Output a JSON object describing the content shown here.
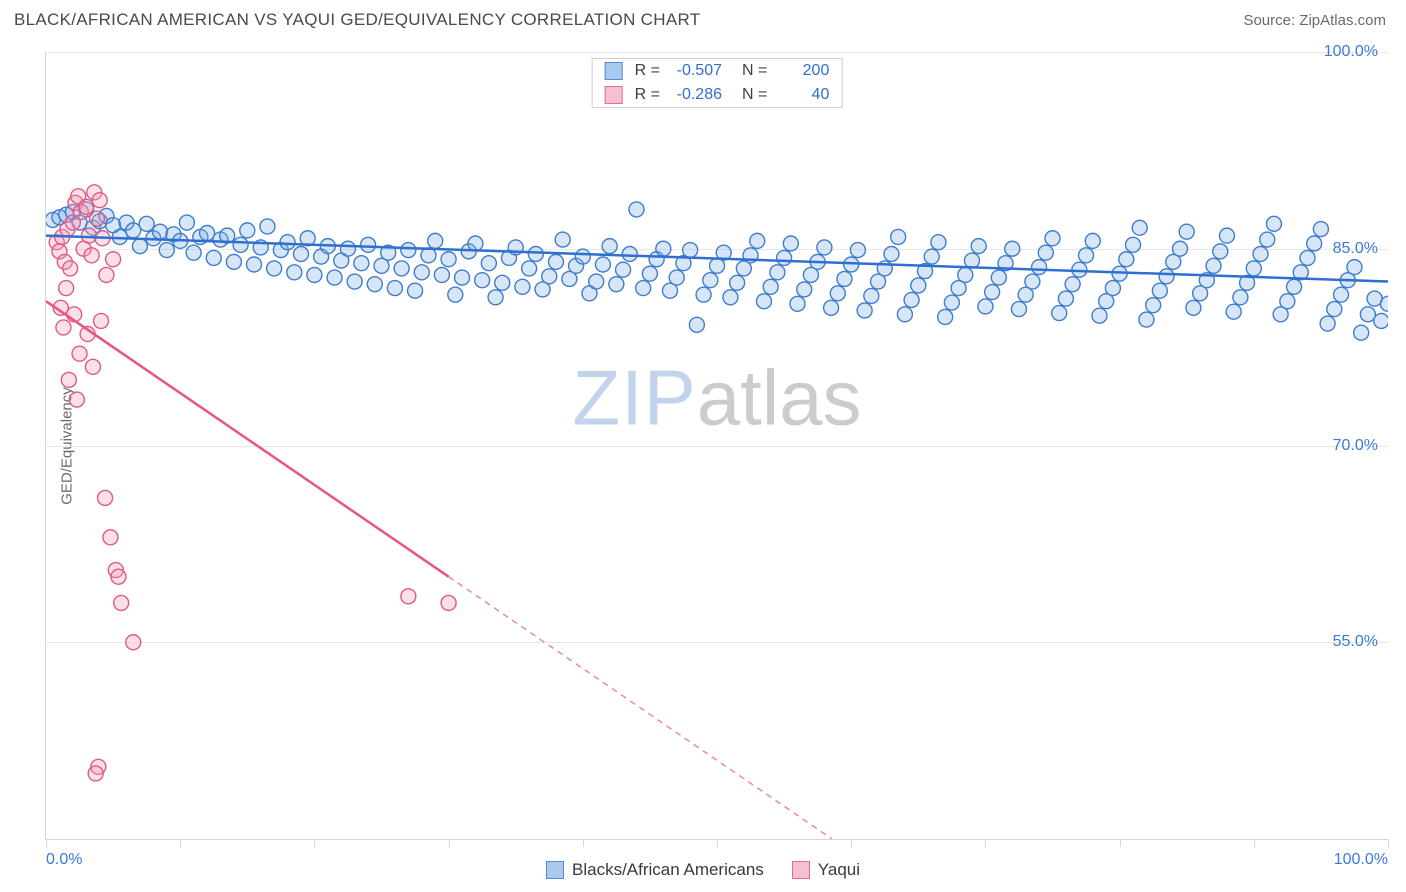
{
  "header": {
    "title": "BLACK/AFRICAN AMERICAN VS YAQUI GED/EQUIVALENCY CORRELATION CHART",
    "source": "Source: ZipAtlas.com"
  },
  "watermark": {
    "part1": "ZIP",
    "part2": "atlas"
  },
  "chart": {
    "type": "scatter",
    "background_color": "#ffffff",
    "border_color": "#d6d6d6",
    "grid_color": "#e8e8e8",
    "ylabel": "GED/Equivalency",
    "ylabel_color": "#6b6b6b",
    "label_fontsize": 15,
    "xlim": [
      0,
      100
    ],
    "ylim": [
      40,
      100
    ],
    "x_start_label": "0.0%",
    "x_end_label": "100.0%",
    "x_tick_positions": [
      0,
      10,
      20,
      30,
      40,
      50,
      60,
      70,
      80,
      90,
      100
    ],
    "y_ticks": [
      {
        "v": 100.0,
        "label": "100.0%"
      },
      {
        "v": 85.0,
        "label": "85.0%"
      },
      {
        "v": 70.0,
        "label": "70.0%"
      },
      {
        "v": 55.0,
        "label": "55.0%"
      }
    ],
    "tick_label_color": "#3b7bd6",
    "tick_fontsize": 16,
    "marker_radius": 7.5,
    "marker_fill_opacity": 0.32,
    "marker_stroke_width": 1.4,
    "trend_line_width": 2.5,
    "trend_dash_pattern": "6,5"
  },
  "legend_top": {
    "r_label": "R =",
    "n_label": "N =",
    "rows": [
      {
        "swatch_fill": "#a9c9ee",
        "swatch_border": "#4f8bd6",
        "r": "-0.507",
        "n": "200"
      },
      {
        "swatch_fill": "#f6c0cf",
        "swatch_border": "#e76a93",
        "r": "-0.286",
        "n": "40"
      }
    ]
  },
  "legend_bottom": {
    "items": [
      {
        "swatch_fill": "#a9c9ee",
        "swatch_border": "#4f8bd6",
        "label": "Blacks/African Americans"
      },
      {
        "swatch_fill": "#f6c0cf",
        "swatch_border": "#e76a93",
        "label": "Yaqui"
      }
    ]
  },
  "series": [
    {
      "name": "Blacks/African Americans",
      "marker_fill": "#7fb0e6",
      "marker_stroke": "#3f7dce",
      "trend_color": "#2f6fd0",
      "trend_y_start": 86.0,
      "trend_y_end": 82.5,
      "trend_solid_until_x": 100,
      "points": [
        [
          0.5,
          87.2
        ],
        [
          1,
          87.4
        ],
        [
          1.5,
          87.6
        ],
        [
          2,
          87.8
        ],
        [
          2.5,
          87.0
        ],
        [
          3,
          88.0
        ],
        [
          3.5,
          86.6
        ],
        [
          4,
          87.1
        ],
        [
          4.5,
          87.5
        ],
        [
          5,
          86.8
        ],
        [
          5.5,
          85.9
        ],
        [
          6,
          87.0
        ],
        [
          6.5,
          86.4
        ],
        [
          7,
          85.2
        ],
        [
          7.5,
          86.9
        ],
        [
          8,
          85.8
        ],
        [
          8.5,
          86.3
        ],
        [
          9,
          84.9
        ],
        [
          9.5,
          86.1
        ],
        [
          10,
          85.6
        ],
        [
          10.5,
          87.0
        ],
        [
          11,
          84.7
        ],
        [
          11.5,
          85.9
        ],
        [
          12,
          86.2
        ],
        [
          12.5,
          84.3
        ],
        [
          13,
          85.7
        ],
        [
          13.5,
          86.0
        ],
        [
          14,
          84.0
        ],
        [
          14.5,
          85.3
        ],
        [
          15,
          86.4
        ],
        [
          15.5,
          83.8
        ],
        [
          16,
          85.1
        ],
        [
          16.5,
          86.7
        ],
        [
          17,
          83.5
        ],
        [
          17.5,
          84.9
        ],
        [
          18,
          85.5
        ],
        [
          18.5,
          83.2
        ],
        [
          19,
          84.6
        ],
        [
          19.5,
          85.8
        ],
        [
          20,
          83.0
        ],
        [
          20.5,
          84.4
        ],
        [
          21,
          85.2
        ],
        [
          21.5,
          82.8
        ],
        [
          22,
          84.1
        ],
        [
          22.5,
          85.0
        ],
        [
          23,
          82.5
        ],
        [
          23.5,
          83.9
        ],
        [
          24,
          85.3
        ],
        [
          24.5,
          82.3
        ],
        [
          25,
          83.7
        ],
        [
          25.5,
          84.7
        ],
        [
          26,
          82.0
        ],
        [
          26.5,
          83.5
        ],
        [
          27,
          84.9
        ],
        [
          27.5,
          81.8
        ],
        [
          28,
          83.2
        ],
        [
          28.5,
          84.5
        ],
        [
          29,
          85.6
        ],
        [
          29.5,
          83.0
        ],
        [
          30,
          84.2
        ],
        [
          30.5,
          81.5
        ],
        [
          31,
          82.8
        ],
        [
          31.5,
          84.8
        ],
        [
          32,
          85.4
        ],
        [
          32.5,
          82.6
        ],
        [
          33,
          83.9
        ],
        [
          33.5,
          81.3
        ],
        [
          34,
          82.4
        ],
        [
          34.5,
          84.3
        ],
        [
          35,
          85.1
        ],
        [
          35.5,
          82.1
        ],
        [
          36,
          83.5
        ],
        [
          36.5,
          84.6
        ],
        [
          37,
          81.9
        ],
        [
          37.5,
          82.9
        ],
        [
          38,
          84.0
        ],
        [
          38.5,
          85.7
        ],
        [
          39,
          82.7
        ],
        [
          39.5,
          83.7
        ],
        [
          40,
          84.4
        ],
        [
          40.5,
          81.6
        ],
        [
          41,
          82.5
        ],
        [
          41.5,
          83.8
        ],
        [
          42,
          85.2
        ],
        [
          42.5,
          82.3
        ],
        [
          43,
          83.4
        ],
        [
          43.5,
          84.6
        ],
        [
          44,
          88.0
        ],
        [
          44.5,
          82.0
        ],
        [
          45,
          83.1
        ],
        [
          45.5,
          84.2
        ],
        [
          46,
          85.0
        ],
        [
          46.5,
          81.8
        ],
        [
          47,
          82.8
        ],
        [
          47.5,
          83.9
        ],
        [
          48,
          84.9
        ],
        [
          48.5,
          79.2
        ],
        [
          49,
          81.5
        ],
        [
          49.5,
          82.6
        ],
        [
          50,
          83.7
        ],
        [
          50.5,
          84.7
        ],
        [
          51,
          81.3
        ],
        [
          51.5,
          82.4
        ],
        [
          52,
          83.5
        ],
        [
          52.5,
          84.5
        ],
        [
          53,
          85.6
        ],
        [
          53.5,
          81.0
        ],
        [
          54,
          82.1
        ],
        [
          54.5,
          83.2
        ],
        [
          55,
          84.3
        ],
        [
          55.5,
          85.4
        ],
        [
          56,
          80.8
        ],
        [
          56.5,
          81.9
        ],
        [
          57,
          83.0
        ],
        [
          57.5,
          84.0
        ],
        [
          58,
          85.1
        ],
        [
          58.5,
          80.5
        ],
        [
          59,
          81.6
        ],
        [
          59.5,
          82.7
        ],
        [
          60,
          83.8
        ],
        [
          60.5,
          84.9
        ],
        [
          61,
          80.3
        ],
        [
          61.5,
          81.4
        ],
        [
          62,
          82.5
        ],
        [
          62.5,
          83.5
        ],
        [
          63,
          84.6
        ],
        [
          63.5,
          85.9
        ],
        [
          64,
          80.0
        ],
        [
          64.5,
          81.1
        ],
        [
          65,
          82.2
        ],
        [
          65.5,
          83.3
        ],
        [
          66,
          84.4
        ],
        [
          66.5,
          85.5
        ],
        [
          67,
          79.8
        ],
        [
          67.5,
          80.9
        ],
        [
          68,
          82.0
        ],
        [
          68.5,
          83.0
        ],
        [
          69,
          84.1
        ],
        [
          69.5,
          85.2
        ],
        [
          70,
          80.6
        ],
        [
          70.5,
          81.7
        ],
        [
          71,
          82.8
        ],
        [
          71.5,
          83.9
        ],
        [
          72,
          85.0
        ],
        [
          72.5,
          80.4
        ],
        [
          73,
          81.5
        ],
        [
          73.5,
          82.5
        ],
        [
          74,
          83.6
        ],
        [
          74.5,
          84.7
        ],
        [
          75,
          85.8
        ],
        [
          75.5,
          80.1
        ],
        [
          76,
          81.2
        ],
        [
          76.5,
          82.3
        ],
        [
          77,
          83.4
        ],
        [
          77.5,
          84.5
        ],
        [
          78,
          85.6
        ],
        [
          78.5,
          79.9
        ],
        [
          79,
          81.0
        ],
        [
          79.5,
          82.0
        ],
        [
          80,
          83.1
        ],
        [
          80.5,
          84.2
        ],
        [
          81,
          85.3
        ],
        [
          81.5,
          86.6
        ],
        [
          82,
          79.6
        ],
        [
          82.5,
          80.7
        ],
        [
          83,
          81.8
        ],
        [
          83.5,
          82.9
        ],
        [
          84,
          84.0
        ],
        [
          84.5,
          85.0
        ],
        [
          85,
          86.3
        ],
        [
          85.5,
          80.5
        ],
        [
          86,
          81.6
        ],
        [
          86.5,
          82.6
        ],
        [
          87,
          83.7
        ],
        [
          87.5,
          84.8
        ],
        [
          88,
          86.0
        ],
        [
          88.5,
          80.2
        ],
        [
          89,
          81.3
        ],
        [
          89.5,
          82.4
        ],
        [
          90,
          83.5
        ],
        [
          90.5,
          84.6
        ],
        [
          91,
          85.7
        ],
        [
          91.5,
          86.9
        ],
        [
          92,
          80.0
        ],
        [
          92.5,
          81.0
        ],
        [
          93,
          82.1
        ],
        [
          93.5,
          83.2
        ],
        [
          94,
          84.3
        ],
        [
          94.5,
          85.4
        ],
        [
          95,
          86.5
        ],
        [
          95.5,
          79.3
        ],
        [
          96,
          80.4
        ],
        [
          96.5,
          81.5
        ],
        [
          97,
          82.6
        ],
        [
          97.5,
          83.6
        ],
        [
          98,
          78.6
        ],
        [
          98.5,
          80.0
        ],
        [
          99,
          81.2
        ],
        [
          99.5,
          79.5
        ],
        [
          100,
          80.8
        ]
      ]
    },
    {
      "name": "Yaqui",
      "marker_fill": "#f29fb8",
      "marker_stroke": "#e15a86",
      "trend_color": "#e65586",
      "trend_y_start": 81.0,
      "trend_y_end": 11.0,
      "trend_solid_until_x": 30,
      "points": [
        [
          0.8,
          85.5
        ],
        [
          1.0,
          84.8
        ],
        [
          1.2,
          85.9
        ],
        [
          1.4,
          84.0
        ],
        [
          1.6,
          86.5
        ],
        [
          1.8,
          83.5
        ],
        [
          2.0,
          87.0
        ],
        [
          2.2,
          88.5
        ],
        [
          2.4,
          89.0
        ],
        [
          2.6,
          87.8
        ],
        [
          2.8,
          85.0
        ],
        [
          3.0,
          88.2
        ],
        [
          3.2,
          86.0
        ],
        [
          3.4,
          84.5
        ],
        [
          3.6,
          89.3
        ],
        [
          3.8,
          87.3
        ],
        [
          4.0,
          88.7
        ],
        [
          4.2,
          85.8
        ],
        [
          4.5,
          83.0
        ],
        [
          5.0,
          84.2
        ],
        [
          1.1,
          80.5
        ],
        [
          1.3,
          79.0
        ],
        [
          1.5,
          82.0
        ],
        [
          2.1,
          80.0
        ],
        [
          2.5,
          77.0
        ],
        [
          3.1,
          78.5
        ],
        [
          3.5,
          76.0
        ],
        [
          4.1,
          79.5
        ],
        [
          1.7,
          75.0
        ],
        [
          2.3,
          73.5
        ],
        [
          4.4,
          66.0
        ],
        [
          4.8,
          63.0
        ],
        [
          5.2,
          60.5
        ],
        [
          5.4,
          60.0
        ],
        [
          5.6,
          58.0
        ],
        [
          6.5,
          55.0
        ],
        [
          3.9,
          45.5
        ],
        [
          3.7,
          45.0
        ],
        [
          27.0,
          58.5
        ],
        [
          30.0,
          58.0
        ]
      ]
    }
  ]
}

Short task → Select and copy every line of the material that holds the string "Blacks".

Response →
        "label": "Blacks/African Americans"
      "name": "Blacks/African Americans",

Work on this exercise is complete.